■ AVAILABLE DATA
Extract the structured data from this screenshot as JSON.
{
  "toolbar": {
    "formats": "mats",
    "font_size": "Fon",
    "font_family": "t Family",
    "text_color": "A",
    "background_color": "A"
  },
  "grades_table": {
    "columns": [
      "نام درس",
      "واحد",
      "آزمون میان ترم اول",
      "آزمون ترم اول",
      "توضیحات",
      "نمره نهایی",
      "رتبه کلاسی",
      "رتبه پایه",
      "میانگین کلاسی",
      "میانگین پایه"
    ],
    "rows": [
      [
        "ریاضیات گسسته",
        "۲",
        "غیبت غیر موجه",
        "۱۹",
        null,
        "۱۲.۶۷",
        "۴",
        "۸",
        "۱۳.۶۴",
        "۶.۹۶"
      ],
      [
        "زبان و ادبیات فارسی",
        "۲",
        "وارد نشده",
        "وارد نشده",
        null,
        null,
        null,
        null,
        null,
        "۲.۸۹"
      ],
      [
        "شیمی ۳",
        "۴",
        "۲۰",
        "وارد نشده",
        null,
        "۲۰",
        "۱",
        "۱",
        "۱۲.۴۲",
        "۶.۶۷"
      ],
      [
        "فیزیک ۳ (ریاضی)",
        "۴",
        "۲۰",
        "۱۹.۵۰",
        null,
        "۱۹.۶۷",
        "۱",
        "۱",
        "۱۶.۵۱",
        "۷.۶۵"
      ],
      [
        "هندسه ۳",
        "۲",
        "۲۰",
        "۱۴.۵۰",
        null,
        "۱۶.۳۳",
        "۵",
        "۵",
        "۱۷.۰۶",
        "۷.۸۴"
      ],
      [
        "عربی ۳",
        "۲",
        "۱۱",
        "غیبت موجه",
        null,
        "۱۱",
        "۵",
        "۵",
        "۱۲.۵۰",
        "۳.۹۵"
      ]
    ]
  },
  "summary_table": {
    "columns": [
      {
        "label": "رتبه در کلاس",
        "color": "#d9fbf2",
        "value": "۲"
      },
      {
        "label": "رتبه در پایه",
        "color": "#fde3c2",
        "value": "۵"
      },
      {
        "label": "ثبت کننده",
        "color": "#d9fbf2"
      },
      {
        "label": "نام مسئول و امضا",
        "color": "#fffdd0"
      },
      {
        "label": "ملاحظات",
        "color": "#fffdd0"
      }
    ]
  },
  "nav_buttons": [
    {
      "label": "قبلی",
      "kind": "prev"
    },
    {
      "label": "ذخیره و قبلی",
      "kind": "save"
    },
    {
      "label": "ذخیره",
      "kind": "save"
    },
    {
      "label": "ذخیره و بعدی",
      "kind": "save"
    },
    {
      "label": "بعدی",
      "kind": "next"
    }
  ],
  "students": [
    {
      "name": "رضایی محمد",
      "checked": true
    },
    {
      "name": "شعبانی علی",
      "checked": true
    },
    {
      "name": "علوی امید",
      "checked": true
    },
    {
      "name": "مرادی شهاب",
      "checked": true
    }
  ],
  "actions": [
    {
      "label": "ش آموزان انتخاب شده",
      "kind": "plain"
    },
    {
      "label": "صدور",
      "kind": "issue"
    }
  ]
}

■ WRITTEN TASK
Track down every line of the material containing the string "kind", and copy it.

■ EXERCISE OUTPUT
      "kind": "prev"
      "kind": "save"
      "kind": "save"
      "kind": "save"
      "kind": "next"
      "kind": "plain"
      "kind": "issue"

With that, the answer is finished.